§ Job: Tally the lines in these records that hold the string "marker", and reply with the number alone.
#### Exercise material
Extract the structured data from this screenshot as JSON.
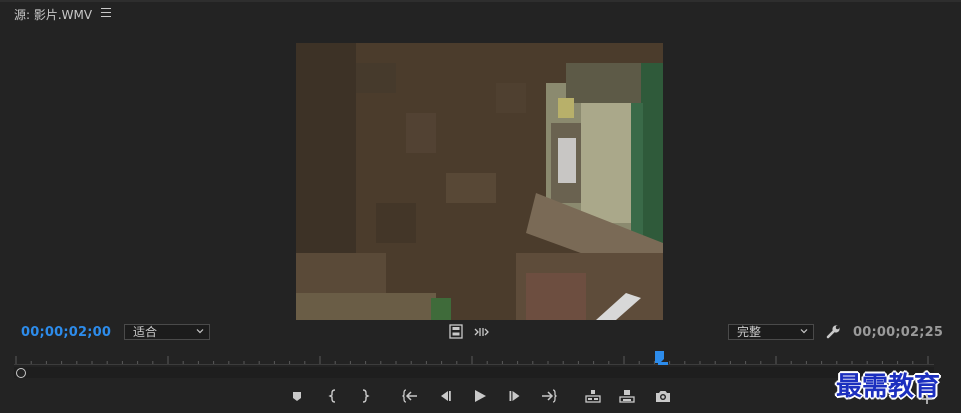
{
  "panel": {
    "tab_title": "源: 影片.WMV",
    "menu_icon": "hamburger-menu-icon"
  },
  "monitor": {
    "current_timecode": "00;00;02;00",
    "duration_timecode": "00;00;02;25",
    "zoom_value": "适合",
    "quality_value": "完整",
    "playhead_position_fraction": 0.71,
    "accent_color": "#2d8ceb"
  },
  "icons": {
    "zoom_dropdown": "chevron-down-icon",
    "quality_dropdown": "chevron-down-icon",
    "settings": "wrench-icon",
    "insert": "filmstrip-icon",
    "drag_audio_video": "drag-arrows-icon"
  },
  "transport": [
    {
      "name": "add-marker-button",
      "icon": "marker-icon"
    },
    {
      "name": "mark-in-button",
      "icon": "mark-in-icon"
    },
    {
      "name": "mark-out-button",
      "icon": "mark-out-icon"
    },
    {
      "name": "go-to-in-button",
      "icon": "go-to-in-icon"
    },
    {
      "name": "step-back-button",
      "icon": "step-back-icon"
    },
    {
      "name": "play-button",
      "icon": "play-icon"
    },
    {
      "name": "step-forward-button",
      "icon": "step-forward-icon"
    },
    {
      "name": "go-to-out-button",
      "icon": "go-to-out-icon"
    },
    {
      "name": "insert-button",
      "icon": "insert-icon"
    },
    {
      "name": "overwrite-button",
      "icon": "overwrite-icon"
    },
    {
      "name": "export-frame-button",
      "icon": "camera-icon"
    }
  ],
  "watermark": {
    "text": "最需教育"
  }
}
########
#### Exercise material
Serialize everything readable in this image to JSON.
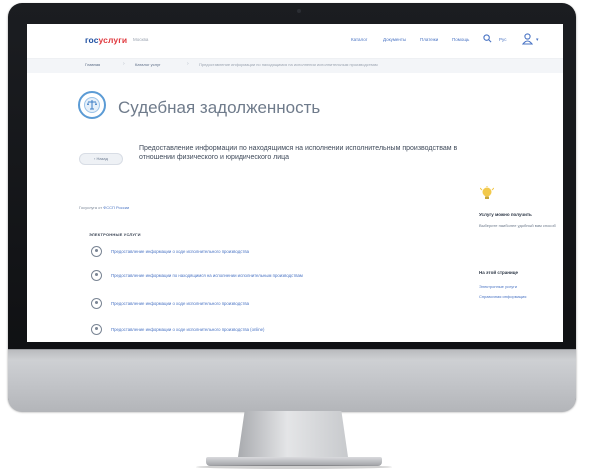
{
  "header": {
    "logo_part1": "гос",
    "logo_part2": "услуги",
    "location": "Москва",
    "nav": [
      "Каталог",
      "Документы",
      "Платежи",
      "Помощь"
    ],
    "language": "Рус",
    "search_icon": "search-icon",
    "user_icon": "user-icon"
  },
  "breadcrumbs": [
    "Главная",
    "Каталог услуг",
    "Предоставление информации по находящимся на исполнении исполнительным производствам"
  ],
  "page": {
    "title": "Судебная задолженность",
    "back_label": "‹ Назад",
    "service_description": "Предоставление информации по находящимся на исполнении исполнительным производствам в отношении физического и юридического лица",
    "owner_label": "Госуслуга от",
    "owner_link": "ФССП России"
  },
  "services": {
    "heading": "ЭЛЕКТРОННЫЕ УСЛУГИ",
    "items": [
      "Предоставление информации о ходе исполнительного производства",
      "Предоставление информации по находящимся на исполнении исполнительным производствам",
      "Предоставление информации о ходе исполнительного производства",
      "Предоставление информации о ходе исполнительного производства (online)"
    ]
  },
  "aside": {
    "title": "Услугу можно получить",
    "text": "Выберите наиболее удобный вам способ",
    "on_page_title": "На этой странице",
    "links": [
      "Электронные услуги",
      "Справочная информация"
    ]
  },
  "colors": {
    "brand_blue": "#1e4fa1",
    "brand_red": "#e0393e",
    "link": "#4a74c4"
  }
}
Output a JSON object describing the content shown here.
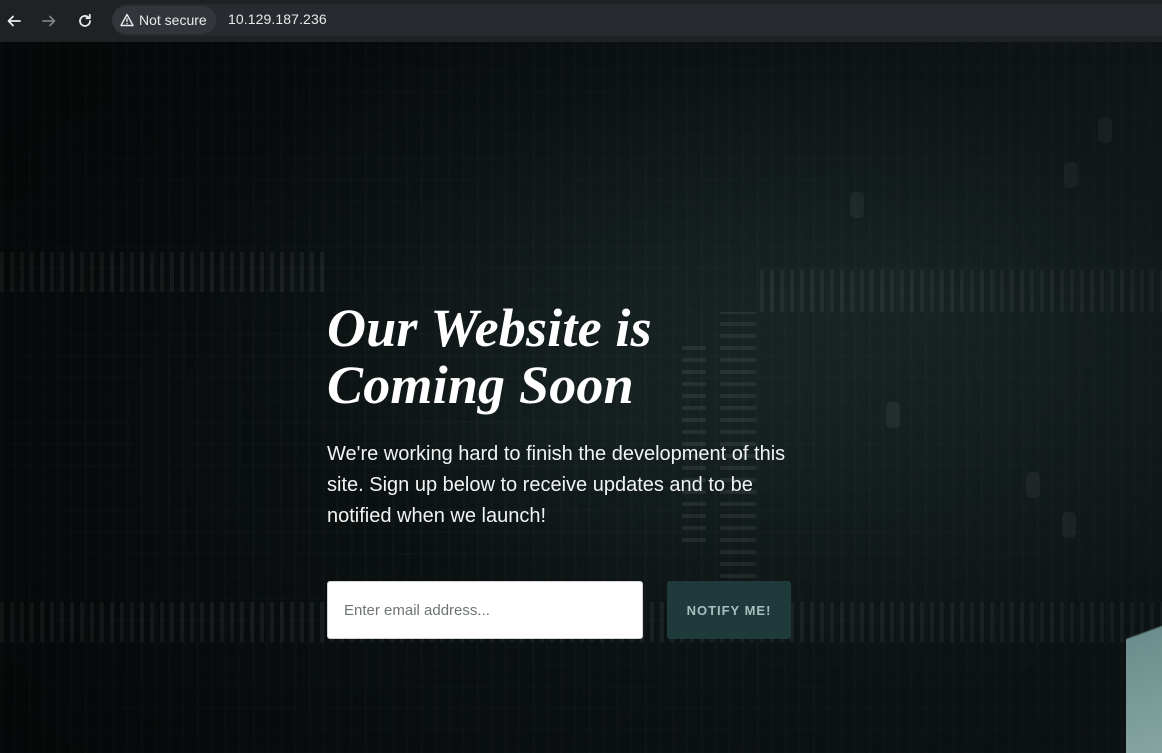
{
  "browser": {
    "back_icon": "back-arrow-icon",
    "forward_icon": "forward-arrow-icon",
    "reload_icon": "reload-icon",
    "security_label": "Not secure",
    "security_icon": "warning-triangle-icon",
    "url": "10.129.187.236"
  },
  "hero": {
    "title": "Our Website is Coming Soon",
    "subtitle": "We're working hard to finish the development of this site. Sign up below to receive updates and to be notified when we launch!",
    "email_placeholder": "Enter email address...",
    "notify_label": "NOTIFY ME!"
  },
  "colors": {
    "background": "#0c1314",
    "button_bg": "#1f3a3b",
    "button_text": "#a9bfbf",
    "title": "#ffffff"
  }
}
########
§ Response below: 2